RE: RE: My Memories of Addlestone
I also remember Parrs, being sent there regularly by my mum from our house in Brighton Road, also to the nearby Macfisheries or the International in Station Road.
I also remember the paper lady, as a schoolboy I worked for her. She was a slight, dark-haired women, and extremely cheerful; few people would walk past the newsstand without exchanging a word or two with her. I would balance a huge parcel of Evening News and Standards on my bike crossbar and take them up the newsagents opposite The Queen's Arms in Church Road. I would also take a bundle to sell in the flats in the Chertsey Road opposite Chapel Avenue and get paid threepence plus the tips from my customers.
Very happy days.
Comment from Des Hurrion on Monday, 13th June 2011.
RE: RE: My Memories of Addlestone
Went for a walk a walk around Addlestone the other day and so many places have gone. Chapel Avenue Infants, the little schools in School Lane, the Woburn Hotel, Dukes Head and Magnet pubs. There is very little left of my growing up days in Addlestone but I was really pleased to see 'the witches house' in Simplemarsh Road, a white place with really strange shaped roofs, it used to scare the hell out of us as little kids, we would run past it as fast as we could when we had to walk home from school every day. Myself and my sister, now all grown up, decided to knock on the door and ask if we could take some pictures of the house for memory's sake, the lady who now lives there was lovely and the witches house is now called The Folly and is absolutely charming. There was absolutely nothing witchie about it at all!

→ Collected material:
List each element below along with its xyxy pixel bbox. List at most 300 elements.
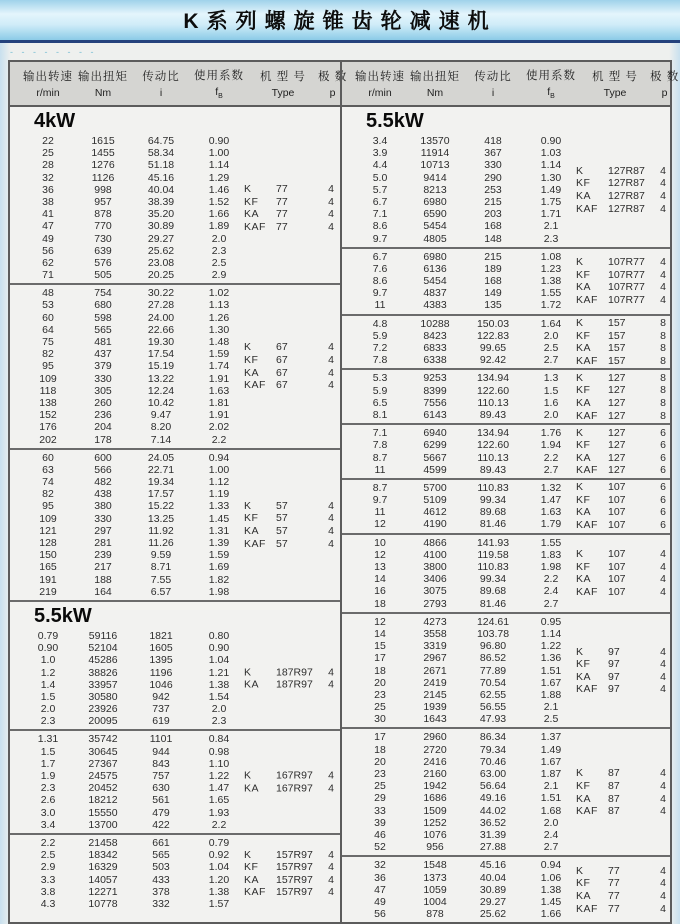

→ Tasks to carry out:
• a. Transcribe the Addlestone memories from "I also remember the" up to and including "Very happy days.".
• b. In the Addlestone memories, what is the house once known as "the witches house" in Simplemarsh Road now called?

→ Correct answers:
• a.
I also remember the paper lady, as a schoolboy I worked for her. She was a slight, dark-haired women, and extremely cheerful; few people would walk past the newsstand without exchanging a word or two with her. I would balance a huge parcel of Evening News and Standards on my bike crossbar and take them up the newsagents opposite The Queen's Arms in Church Road. I would also take a bundle to sell in the flats in the Chertsey Road opposite Chapel Avenue and get paid threepence plus the tips from my customers.
Very happy days.

• b. It is now called The Folly.